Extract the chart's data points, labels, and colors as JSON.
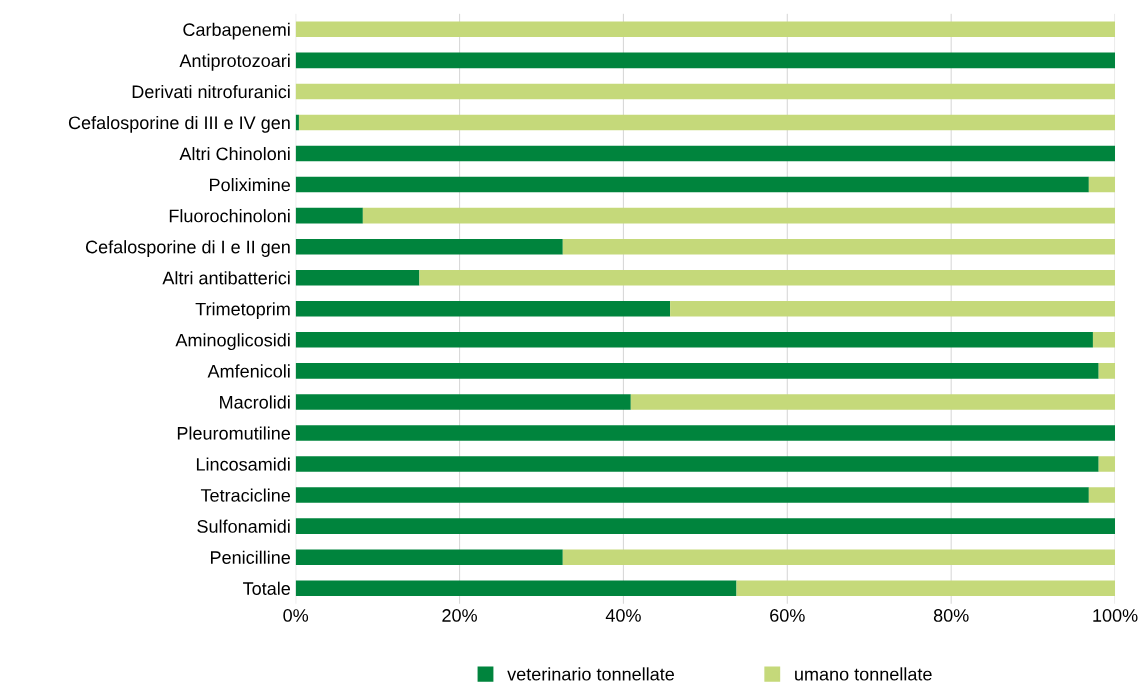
{
  "chart_data": {
    "type": "bar",
    "orientation": "horizontal",
    "stacked": true,
    "categories": [
      "Carbapenemi",
      "Antiprotozoari",
      "Derivati nitrofuranici",
      "Cefalosporine di III e IV gen",
      "Altri Chinoloni",
      "Poliximine",
      "Fluorochinoloni",
      "Cefalosporine di I e II gen",
      "Altri antibatterici",
      "Trimetoprim",
      "Aminoglicosidi",
      "Amfenicoli",
      "Macrolidi",
      "Pleuromutiline",
      "Lincosamidi",
      "Tetracicline",
      "Sulfonamidi",
      "Penicilline",
      "Totale"
    ],
    "series": [
      {
        "name": "veterinario tonnellate",
        "color": "#00843d",
        "values": [
          0,
          100,
          0,
          0.4,
          100,
          96.8,
          8.2,
          32.6,
          15.1,
          45.7,
          97.3,
          98.0,
          40.9,
          100,
          98.0,
          96.8,
          100,
          32.6,
          53.8
        ]
      },
      {
        "name": "umano tonnellate",
        "color": "#c5d97a",
        "values": [
          100,
          0,
          100,
          99.6,
          0,
          3.2,
          91.8,
          67.4,
          84.9,
          54.3,
          2.7,
          2.0,
          59.1,
          0,
          2.0,
          3.2,
          0,
          67.4,
          46.2
        ]
      }
    ],
    "xlim": [
      0,
      100
    ],
    "xticks": [
      {
        "value": 0,
        "label": "0%"
      },
      {
        "value": 20,
        "label": "20%"
      },
      {
        "value": 40,
        "label": "40%"
      },
      {
        "value": 60,
        "label": "60%"
      },
      {
        "value": 80,
        "label": "80%"
      },
      {
        "value": 100,
        "label": "100%"
      }
    ],
    "grid": "x",
    "legend": "bottom"
  }
}
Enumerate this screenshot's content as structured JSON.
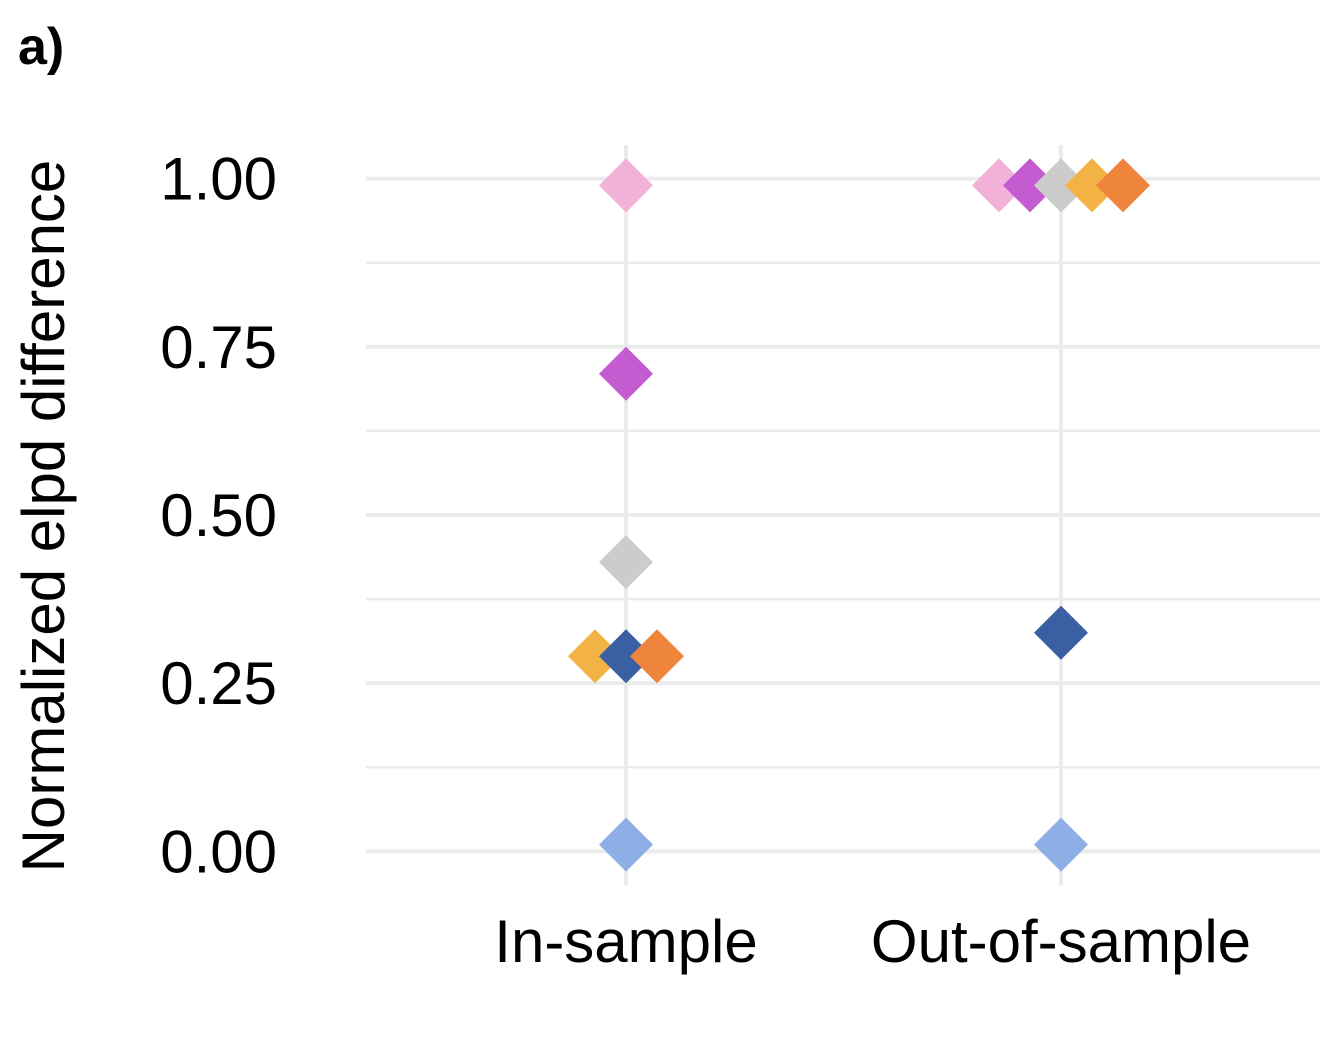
{
  "panel_label": "a)",
  "chart_data": {
    "type": "scatter",
    "title": "",
    "xlabel": "",
    "ylabel": "Normalized elpd difference",
    "categories": [
      "In-sample",
      "Out-of-sample"
    ],
    "ylim": [
      -0.05,
      1.05
    ],
    "yticks": [
      0.0,
      0.25,
      0.5,
      0.75,
      1.0
    ],
    "ytick_labels": [
      "0.00",
      "0.25",
      "0.50",
      "0.75",
      "1.00"
    ],
    "grid": true,
    "legend": "none",
    "marker": "diamond",
    "series": [
      {
        "color": "#f2b1d8",
        "values": [
          0.99,
          0.99
        ]
      },
      {
        "color": "#c45bd1",
        "values": [
          0.71,
          0.99
        ]
      },
      {
        "color": "#cccccc",
        "values": [
          0.43,
          0.99
        ]
      },
      {
        "color": "#f2b344",
        "values": [
          0.29,
          0.99
        ]
      },
      {
        "color": "#3a5fa3",
        "values": [
          0.29,
          0.325
        ]
      },
      {
        "color": "#ef853d",
        "values": [
          0.29,
          0.99
        ]
      },
      {
        "color": "#8eaee6",
        "values": [
          0.01,
          0.01
        ]
      }
    ]
  }
}
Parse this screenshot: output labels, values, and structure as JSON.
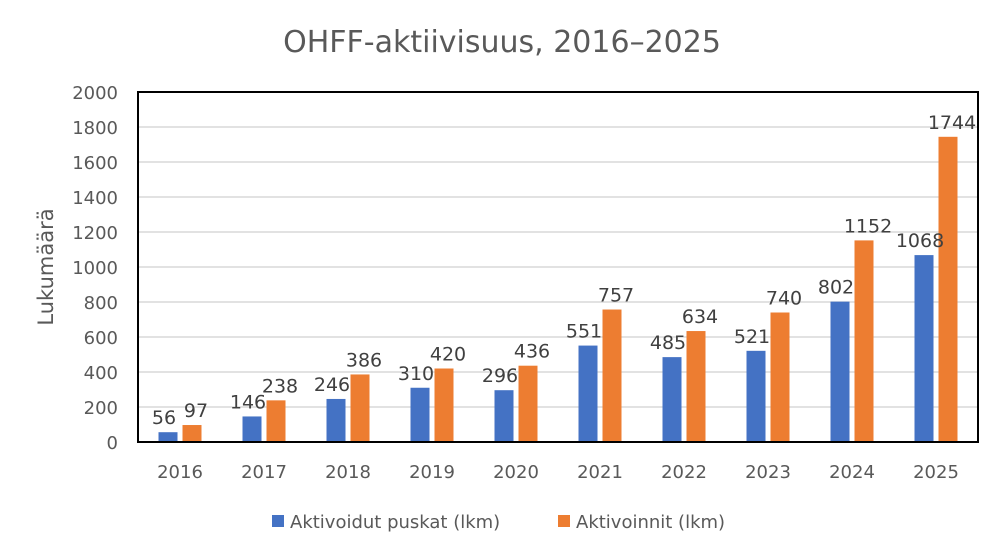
{
  "chart_data": {
    "type": "bar",
    "title": "OHFF-aktiivisuus, 2016–2025",
    "xlabel": "",
    "ylabel": "Lukumäärä",
    "ylim": [
      0,
      2000
    ],
    "yticks": [
      0,
      200,
      400,
      600,
      800,
      1000,
      1200,
      1400,
      1600,
      1800,
      2000
    ],
    "grid": true,
    "legend_position": "bottom",
    "categories": [
      "2016",
      "2017",
      "2018",
      "2019",
      "2020",
      "2021",
      "2022",
      "2023",
      "2024",
      "2025"
    ],
    "series": [
      {
        "name": "Aktivoidut puskat (lkm)",
        "color": "#4472C4",
        "values": [
          56,
          146,
          246,
          310,
          296,
          551,
          485,
          521,
          802,
          1068
        ]
      },
      {
        "name": "Aktivoinnit (lkm)",
        "color": "#ED7D31",
        "values": [
          97,
          238,
          386,
          420,
          436,
          757,
          634,
          740,
          1152,
          1744
        ]
      }
    ]
  }
}
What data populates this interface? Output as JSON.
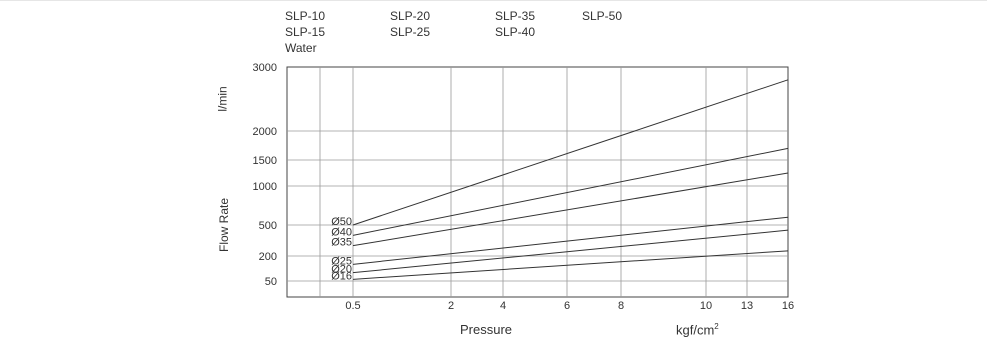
{
  "legend": {
    "columns": [
      [
        "SLP-10",
        "SLP-15",
        "Water"
      ],
      [
        "SLP-20",
        "SLP-25"
      ],
      [
        "SLP-35",
        "SLP-40"
      ],
      [
        "SLP-50"
      ]
    ]
  },
  "chart_data": {
    "type": "line",
    "xlabel": "Pressure",
    "xunit": "kgf/cm",
    "xunit_sup": "2",
    "ylabel_top": "l/min",
    "ylabel": "Flow Rate",
    "x_ticks": [
      "0.5",
      "2",
      "4",
      "6",
      "8",
      "10",
      "13",
      "16"
    ],
    "y_ticks": [
      "3000",
      "2000",
      "1500",
      "1000",
      "500",
      "200",
      "50"
    ],
    "grid": true,
    "series": [
      {
        "name": "Ø50",
        "start": {
          "x": 0.5,
          "y": 500
        },
        "end": {
          "x": 16,
          "y": 2800
        }
      },
      {
        "name": "Ø40",
        "start": {
          "x": 0.5,
          "y": 400
        },
        "end": {
          "x": 16,
          "y": 1700
        }
      },
      {
        "name": "Ø35",
        "start": {
          "x": 0.5,
          "y": 300
        },
        "end": {
          "x": 16,
          "y": 1250
        }
      },
      {
        "name": "Ø25",
        "start": {
          "x": 0.5,
          "y": 150
        },
        "end": {
          "x": 16,
          "y": 600
        }
      },
      {
        "name": "Ø20",
        "start": {
          "x": 0.5,
          "y": 100
        },
        "end": {
          "x": 16,
          "y": 450
        }
      },
      {
        "name": "Ø16",
        "start": {
          "x": 0.5,
          "y": 60
        },
        "end": {
          "x": 16,
          "y": 250
        }
      }
    ]
  }
}
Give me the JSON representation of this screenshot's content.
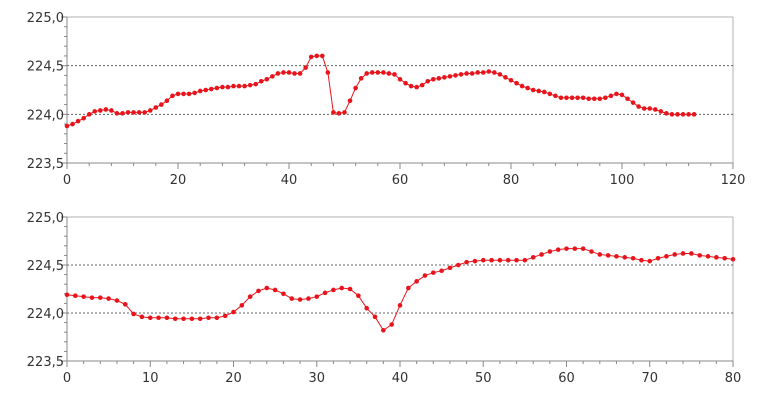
{
  "colors": {
    "series": "#e8141b",
    "grid": "#666666",
    "axis": "#888888",
    "background": "#ffffff"
  },
  "chart_data": [
    {
      "type": "line",
      "title": "",
      "xlabel": "",
      "ylabel": "",
      "xlim": [
        0,
        120
      ],
      "ylim": [
        223.5,
        225.0
      ],
      "xticks": [
        0,
        20,
        40,
        60,
        80,
        100,
        120
      ],
      "xtick_labels": [
        "0",
        "20",
        "40",
        "60",
        "80",
        "100",
        "120"
      ],
      "yticks": [
        223.5,
        224.0,
        224.5,
        225.0
      ],
      "ytick_labels": [
        "223,5",
        "224,0",
        "224,5",
        "225,0"
      ],
      "grid": "horizontal dashed at 224,0 and 224,5",
      "legend": "none",
      "series": [
        {
          "color": "#e8141b",
          "x": [
            0,
            1,
            2,
            3,
            4,
            5,
            6,
            7,
            8,
            9,
            10,
            11,
            12,
            13,
            14,
            15,
            16,
            17,
            18,
            19,
            20,
            21,
            22,
            23,
            24,
            25,
            26,
            27,
            28,
            29,
            30,
            31,
            32,
            33,
            34,
            35,
            36,
            37,
            38,
            39,
            40,
            41,
            42,
            43,
            44,
            45,
            46,
            47,
            48,
            49,
            50,
            51,
            52,
            53,
            54,
            55,
            56,
            57,
            58,
            59,
            60,
            61,
            62,
            63,
            64,
            65,
            66,
            67,
            68,
            69,
            70,
            71,
            72,
            73,
            74,
            75,
            76,
            77,
            78,
            79,
            80,
            81,
            82,
            83,
            84,
            85,
            86,
            87,
            88,
            89,
            90,
            91,
            92,
            93,
            94,
            95,
            96,
            97,
            98,
            99,
            100,
            101,
            102,
            103,
            104,
            105,
            106,
            107,
            108,
            109,
            110,
            111,
            112,
            113
          ],
          "y": [
            223.88,
            223.9,
            223.93,
            223.96,
            224.0,
            224.03,
            224.04,
            224.05,
            224.04,
            224.01,
            224.01,
            224.02,
            224.02,
            224.02,
            224.02,
            224.04,
            224.07,
            224.1,
            224.14,
            224.19,
            224.21,
            224.21,
            224.21,
            224.22,
            224.24,
            224.25,
            224.26,
            224.27,
            224.28,
            224.28,
            224.29,
            224.29,
            224.29,
            224.3,
            224.31,
            224.34,
            224.36,
            224.39,
            224.42,
            224.43,
            224.43,
            224.42,
            224.42,
            224.48,
            224.59,
            224.6,
            224.6,
            224.43,
            224.02,
            224.01,
            224.02,
            224.14,
            224.27,
            224.37,
            224.42,
            224.43,
            224.43,
            224.43,
            224.42,
            224.41,
            224.36,
            224.32,
            224.29,
            224.28,
            224.3,
            224.34,
            224.36,
            224.37,
            224.38,
            224.39,
            224.4,
            224.41,
            224.42,
            224.42,
            224.43,
            224.43,
            224.44,
            224.43,
            224.41,
            224.38,
            224.35,
            224.32,
            224.29,
            224.27,
            224.25,
            224.24,
            224.23,
            224.21,
            224.19,
            224.17,
            224.17,
            224.17,
            224.17,
            224.17,
            224.16,
            224.16,
            224.16,
            224.17,
            224.19,
            224.21,
            224.2,
            224.16,
            224.12,
            224.08,
            224.06,
            224.06,
            224.05,
            224.03,
            224.01,
            224.0,
            224.0,
            224.0,
            224.0,
            224.0
          ]
        }
      ]
    },
    {
      "type": "line",
      "title": "",
      "xlabel": "",
      "ylabel": "",
      "xlim": [
        0,
        80
      ],
      "ylim": [
        223.5,
        225.0
      ],
      "xticks": [
        0,
        10,
        20,
        30,
        40,
        50,
        60,
        70,
        80
      ],
      "xtick_labels": [
        "0",
        "10",
        "20",
        "30",
        "40",
        "50",
        "60",
        "70",
        "80"
      ],
      "yticks": [
        223.5,
        224.0,
        224.5,
        225.0
      ],
      "ytick_labels": [
        "223,5",
        "224,0",
        "224,5",
        "225,0"
      ],
      "grid": "horizontal dashed at 224,0 and 224,5",
      "legend": "none",
      "series": [
        {
          "color": "#e8141b",
          "x": [
            0,
            1,
            2,
            3,
            4,
            5,
            6,
            7,
            8,
            9,
            10,
            11,
            12,
            13,
            14,
            15,
            16,
            17,
            18,
            19,
            20,
            21,
            22,
            23,
            24,
            25,
            26,
            27,
            28,
            29,
            30,
            31,
            32,
            33,
            34,
            35,
            36,
            37,
            38,
            39,
            40,
            41,
            42,
            43,
            44,
            45,
            46,
            47,
            48,
            49,
            50,
            51,
            52,
            53,
            54,
            55,
            56,
            57,
            58,
            59,
            60,
            61,
            62,
            63,
            64,
            65,
            66,
            67,
            68,
            69,
            70,
            71,
            72,
            73,
            74,
            75,
            76,
            77,
            78,
            79,
            80
          ],
          "y": [
            224.19,
            224.18,
            224.17,
            224.16,
            224.16,
            224.15,
            224.13,
            224.09,
            223.99,
            223.96,
            223.95,
            223.95,
            223.95,
            223.94,
            223.94,
            223.94,
            223.94,
            223.95,
            223.95,
            223.97,
            224.01,
            224.08,
            224.17,
            224.23,
            224.26,
            224.24,
            224.2,
            224.15,
            224.14,
            224.15,
            224.17,
            224.21,
            224.24,
            224.26,
            224.25,
            224.18,
            224.05,
            223.96,
            223.82,
            223.88,
            224.08,
            224.26,
            224.33,
            224.39,
            224.42,
            224.44,
            224.47,
            224.5,
            224.53,
            224.54,
            224.55,
            224.55,
            224.55,
            224.55,
            224.55,
            224.55,
            224.58,
            224.61,
            224.64,
            224.66,
            224.67,
            224.67,
            224.67,
            224.64,
            224.61,
            224.6,
            224.59,
            224.58,
            224.57,
            224.55,
            224.54,
            224.57,
            224.59,
            224.61,
            224.62,
            224.62,
            224.6,
            224.59,
            224.58,
            224.57,
            224.56
          ]
        }
      ]
    }
  ]
}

* **The request**:
Copy all lines above containing the string "tonnellate".

* **Solution to this task**:
        "name": "veterinario tonnellate",
        "name": "umano tonnellate",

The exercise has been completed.